>> begin Source material

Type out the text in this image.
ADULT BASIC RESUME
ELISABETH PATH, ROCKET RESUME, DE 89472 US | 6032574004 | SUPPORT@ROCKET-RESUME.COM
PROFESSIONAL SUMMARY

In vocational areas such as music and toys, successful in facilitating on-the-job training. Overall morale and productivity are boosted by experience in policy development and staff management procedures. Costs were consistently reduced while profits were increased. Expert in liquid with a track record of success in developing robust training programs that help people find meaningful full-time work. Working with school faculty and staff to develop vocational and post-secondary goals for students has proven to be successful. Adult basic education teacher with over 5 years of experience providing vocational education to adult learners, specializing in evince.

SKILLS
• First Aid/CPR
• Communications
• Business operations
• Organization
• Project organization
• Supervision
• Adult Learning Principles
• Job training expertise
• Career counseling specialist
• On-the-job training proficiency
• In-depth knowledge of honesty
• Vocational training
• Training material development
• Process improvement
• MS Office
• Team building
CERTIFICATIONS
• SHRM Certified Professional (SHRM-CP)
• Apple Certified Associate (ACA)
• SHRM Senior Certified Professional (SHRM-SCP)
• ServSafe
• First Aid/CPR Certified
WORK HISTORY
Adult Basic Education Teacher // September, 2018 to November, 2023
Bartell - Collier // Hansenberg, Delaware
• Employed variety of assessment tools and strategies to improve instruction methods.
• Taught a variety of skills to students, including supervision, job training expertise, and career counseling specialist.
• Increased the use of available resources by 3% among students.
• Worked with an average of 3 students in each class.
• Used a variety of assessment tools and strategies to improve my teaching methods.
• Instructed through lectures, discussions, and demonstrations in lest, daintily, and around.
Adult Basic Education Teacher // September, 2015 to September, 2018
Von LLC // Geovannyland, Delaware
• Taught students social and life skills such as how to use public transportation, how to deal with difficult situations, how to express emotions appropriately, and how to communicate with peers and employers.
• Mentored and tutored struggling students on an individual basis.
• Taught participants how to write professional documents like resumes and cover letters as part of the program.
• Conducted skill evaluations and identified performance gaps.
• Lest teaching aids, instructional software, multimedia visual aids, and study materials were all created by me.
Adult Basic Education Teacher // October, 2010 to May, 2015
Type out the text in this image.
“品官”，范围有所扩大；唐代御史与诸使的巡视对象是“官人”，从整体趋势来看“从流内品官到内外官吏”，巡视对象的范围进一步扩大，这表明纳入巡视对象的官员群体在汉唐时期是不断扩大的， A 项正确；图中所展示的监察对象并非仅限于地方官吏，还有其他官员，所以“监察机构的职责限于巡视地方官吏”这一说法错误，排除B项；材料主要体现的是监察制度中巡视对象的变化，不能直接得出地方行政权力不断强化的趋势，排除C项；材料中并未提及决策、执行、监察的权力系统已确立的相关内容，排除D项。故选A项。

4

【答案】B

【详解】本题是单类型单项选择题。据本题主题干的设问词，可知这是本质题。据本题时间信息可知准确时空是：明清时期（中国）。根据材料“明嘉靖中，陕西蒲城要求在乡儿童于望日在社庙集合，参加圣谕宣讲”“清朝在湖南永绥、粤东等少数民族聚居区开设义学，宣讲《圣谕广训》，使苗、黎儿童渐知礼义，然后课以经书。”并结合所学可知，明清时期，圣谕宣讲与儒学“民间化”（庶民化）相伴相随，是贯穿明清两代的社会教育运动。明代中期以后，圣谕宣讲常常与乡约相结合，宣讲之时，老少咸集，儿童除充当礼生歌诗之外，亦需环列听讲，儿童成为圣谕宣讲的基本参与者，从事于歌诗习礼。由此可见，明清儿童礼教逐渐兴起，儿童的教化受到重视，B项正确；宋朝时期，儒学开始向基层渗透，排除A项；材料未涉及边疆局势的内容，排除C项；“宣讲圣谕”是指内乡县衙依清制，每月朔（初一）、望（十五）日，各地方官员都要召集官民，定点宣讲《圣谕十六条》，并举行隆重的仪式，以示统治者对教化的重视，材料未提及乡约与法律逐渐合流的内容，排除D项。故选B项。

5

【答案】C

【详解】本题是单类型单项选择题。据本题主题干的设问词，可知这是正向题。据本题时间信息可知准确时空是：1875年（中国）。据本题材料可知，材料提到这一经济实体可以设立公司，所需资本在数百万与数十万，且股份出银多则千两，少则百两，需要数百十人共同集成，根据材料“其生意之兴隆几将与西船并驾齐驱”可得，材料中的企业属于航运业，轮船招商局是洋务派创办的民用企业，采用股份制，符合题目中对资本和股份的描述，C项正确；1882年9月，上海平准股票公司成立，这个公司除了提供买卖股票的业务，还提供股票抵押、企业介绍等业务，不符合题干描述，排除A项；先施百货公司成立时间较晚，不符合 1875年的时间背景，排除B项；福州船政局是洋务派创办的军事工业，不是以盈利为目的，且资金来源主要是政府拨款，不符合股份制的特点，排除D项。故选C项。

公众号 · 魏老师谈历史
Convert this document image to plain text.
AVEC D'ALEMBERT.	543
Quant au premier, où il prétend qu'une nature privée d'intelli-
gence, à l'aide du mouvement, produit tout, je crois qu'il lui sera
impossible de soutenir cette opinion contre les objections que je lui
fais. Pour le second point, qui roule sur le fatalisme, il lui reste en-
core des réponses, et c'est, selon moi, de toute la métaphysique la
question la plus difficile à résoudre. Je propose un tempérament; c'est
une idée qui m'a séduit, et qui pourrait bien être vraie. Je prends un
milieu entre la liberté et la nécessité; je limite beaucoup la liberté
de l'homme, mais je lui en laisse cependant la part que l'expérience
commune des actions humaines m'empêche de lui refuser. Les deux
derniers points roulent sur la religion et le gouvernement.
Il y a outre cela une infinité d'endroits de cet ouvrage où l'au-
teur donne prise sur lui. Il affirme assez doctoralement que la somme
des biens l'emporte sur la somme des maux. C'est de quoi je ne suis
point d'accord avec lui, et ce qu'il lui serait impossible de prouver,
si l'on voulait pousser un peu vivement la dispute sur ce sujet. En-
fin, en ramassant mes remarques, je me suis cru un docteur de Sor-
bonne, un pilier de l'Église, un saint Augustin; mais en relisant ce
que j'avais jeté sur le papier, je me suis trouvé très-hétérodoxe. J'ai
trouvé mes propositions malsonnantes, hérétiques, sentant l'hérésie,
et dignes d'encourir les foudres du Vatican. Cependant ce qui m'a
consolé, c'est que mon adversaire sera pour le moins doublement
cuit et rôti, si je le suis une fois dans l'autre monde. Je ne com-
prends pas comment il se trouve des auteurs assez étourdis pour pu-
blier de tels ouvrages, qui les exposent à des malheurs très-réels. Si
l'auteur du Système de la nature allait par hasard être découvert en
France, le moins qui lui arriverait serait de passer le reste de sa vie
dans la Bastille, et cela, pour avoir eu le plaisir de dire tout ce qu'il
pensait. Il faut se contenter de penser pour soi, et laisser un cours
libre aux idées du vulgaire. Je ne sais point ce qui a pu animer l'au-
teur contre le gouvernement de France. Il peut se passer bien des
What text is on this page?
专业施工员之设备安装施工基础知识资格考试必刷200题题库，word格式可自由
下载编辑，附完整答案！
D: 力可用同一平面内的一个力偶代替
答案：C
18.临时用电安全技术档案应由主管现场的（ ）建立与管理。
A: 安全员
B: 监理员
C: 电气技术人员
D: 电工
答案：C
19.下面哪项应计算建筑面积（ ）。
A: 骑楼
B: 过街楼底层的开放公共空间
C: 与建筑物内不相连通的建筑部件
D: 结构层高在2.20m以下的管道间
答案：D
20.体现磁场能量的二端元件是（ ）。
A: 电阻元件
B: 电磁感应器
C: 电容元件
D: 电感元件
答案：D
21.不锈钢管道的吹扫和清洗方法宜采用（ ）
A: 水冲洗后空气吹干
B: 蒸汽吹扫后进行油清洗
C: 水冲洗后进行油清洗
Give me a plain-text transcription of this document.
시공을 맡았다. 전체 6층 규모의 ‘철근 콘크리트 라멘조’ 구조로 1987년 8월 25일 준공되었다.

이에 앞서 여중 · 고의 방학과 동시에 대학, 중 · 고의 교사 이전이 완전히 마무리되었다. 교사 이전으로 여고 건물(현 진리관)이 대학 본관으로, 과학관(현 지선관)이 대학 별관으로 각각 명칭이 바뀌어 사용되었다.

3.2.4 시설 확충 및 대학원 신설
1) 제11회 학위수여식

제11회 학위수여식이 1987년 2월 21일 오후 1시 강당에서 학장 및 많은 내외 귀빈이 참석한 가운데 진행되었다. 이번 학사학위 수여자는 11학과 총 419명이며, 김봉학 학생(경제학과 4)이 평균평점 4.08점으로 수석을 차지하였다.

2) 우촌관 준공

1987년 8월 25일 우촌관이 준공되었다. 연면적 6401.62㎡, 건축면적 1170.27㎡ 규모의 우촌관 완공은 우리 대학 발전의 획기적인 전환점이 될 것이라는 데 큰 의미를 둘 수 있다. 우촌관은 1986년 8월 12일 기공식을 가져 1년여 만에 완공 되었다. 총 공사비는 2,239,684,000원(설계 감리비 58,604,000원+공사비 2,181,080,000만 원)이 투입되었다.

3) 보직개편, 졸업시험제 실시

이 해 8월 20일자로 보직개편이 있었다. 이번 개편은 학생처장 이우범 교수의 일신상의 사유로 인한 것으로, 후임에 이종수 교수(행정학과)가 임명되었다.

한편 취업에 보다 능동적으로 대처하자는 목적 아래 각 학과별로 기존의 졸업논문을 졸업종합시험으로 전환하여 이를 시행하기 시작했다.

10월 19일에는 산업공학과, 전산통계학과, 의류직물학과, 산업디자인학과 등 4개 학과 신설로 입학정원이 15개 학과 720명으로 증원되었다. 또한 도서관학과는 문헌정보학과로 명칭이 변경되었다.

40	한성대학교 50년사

>> end Source material

• What this task involves
Go through the listing above and pull out each line containing the word "impossible".

• Exercise output
impossible de soutenir cette opinion contre les objections que je lui
point d'accord avec lui, et ce qu'il lui serait impossible de prouver,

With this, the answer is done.